**WHAT THE EXERCISE ASKS**.
Return the records word for word. Any pictures in them are not part of the copy.

**DATA FOR THE TASK**.

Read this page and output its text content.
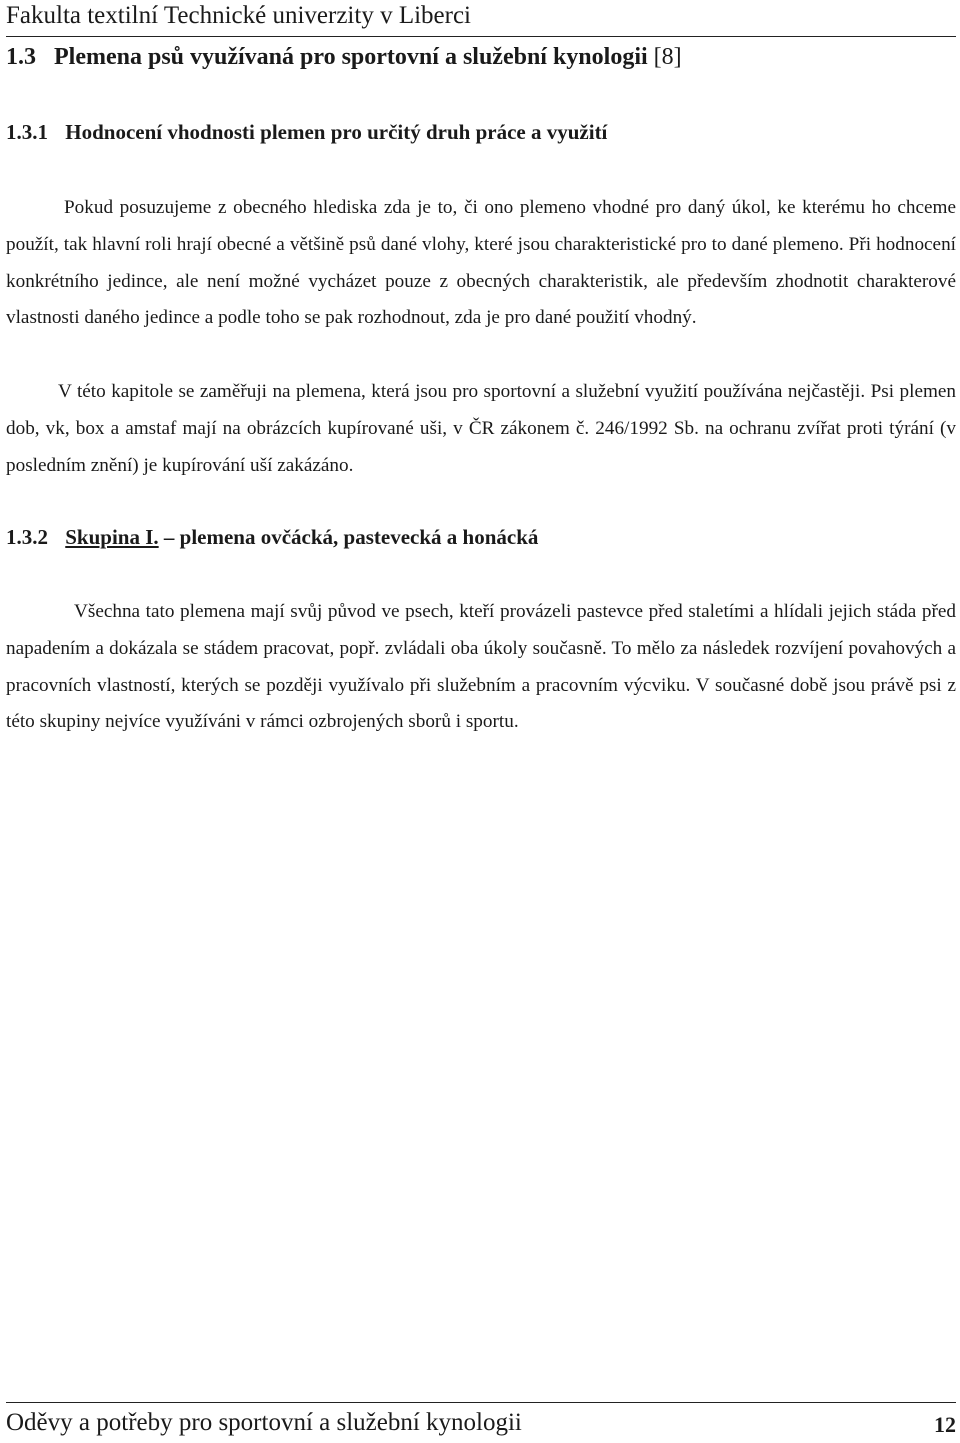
Fakulta textilní Technické univerzity v Liberci
1.3 Plemena psů využívaná pro sportovní a služební kynologii [8]
1.3.1 Hodnocení vhodnosti plemen pro určitý druh práce a využití

Pokud posuzujeme z obecného hlediska zda je to, či ono plemeno vhodné pro daný úkol, ke kterému ho chceme použít, tak hlavní roli hrají obecné a většině psů dané vlohy, které jsou charakteristické pro to dané plemeno. Při hodnocení konkrétního jedince, ale není možné vycházet pouze z obecných charakteristik, ale především zhodnotit charakterové vlastnosti daného jedince a podle toho se pak rozhodnout, zda je pro dané použití vhodný.

V této kapitole se zaměřuji na plemena, která jsou pro sportovní a služební využití používána nejčastěji. Psi plemen dob, vk, box a amstaf mají na obrázcích kupírované uši, v ČR zákonem č. 246/1992 Sb. na ochranu zvířat proti týrání (v posledním znění) je kupírování uší zakázáno.

1.3.2 Skupina I. – plemena ovčácká, pastevecká a honácká

Všechna tato plemena mají svůj původ ve psech, kteří provázeli pastevce před staletími a hlídali jejich stáda před napadením a dokázala se stádem pracovat, popř. zvládali oba úkoly současně. To mělo za následek rozvíjení povahových a pracovních vlastností, kterých se později využívalo při služebním a pracovním výcviku. V současné době jsou právě psi z této skupiny nejvíce využíváni v rámci ozbrojených sborů i sportu.

Oděvy a potřeby pro sportovní a služební kynologii	12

**REPLY**.
Read this page and output its text content.
Fakulta textilní Technické univerzity v Liberci
1.3 Plemena psů využívaná pro sportovní a služební kynologii [8]
1.3.1 Hodnocení vhodnosti plemen pro určitý druh práce a využití

Pokud posuzujeme z obecného hlediska zda je to, či ono plemeno vhodné pro daný úkol, ke kterému ho chceme použít, tak hlavní roli hrají obecné a většině psů dané vlohy, které jsou charakteristické pro to dané plemeno. Při hodnocení konkrétního jedince, ale není možné vycházet pouze z obecných charakteristik, ale především zhodnotit charakterové vlastnosti daného jedince a podle toho se pak rozhodnout, zda je pro dané použití vhodný.

V této kapitole se zaměřuji na plemena, která jsou pro sportovní a služební využití používána nejčastěji. Psi plemen dob, vk, box a amstaf mají na obrázcích kupírované uši, v ČR zákonem č. 246/1992 Sb. na ochranu zvířat proti týrání (v posledním znění) je kupírování uší zakázáno.

1.3.2 Skupina I. – plemena ovčácká, pastevecká a honácká

Všechna tato plemena mají svůj původ ve psech, kteří provázeli pastevce před staletími a hlídali jejich stáda před napadením a dokázala se stádem pracovat, popř. zvládali oba úkoly současně. To mělo za následek rozvíjení povahových a pracovních vlastností, kterých se později využívalo při služebním a pracovním výcviku. V současné době jsou právě psi z této skupiny nejvíce využíváni v rámci ozbrojených sborů i sportu.

Oděvy a potřeby pro sportovní a služební kynologii	12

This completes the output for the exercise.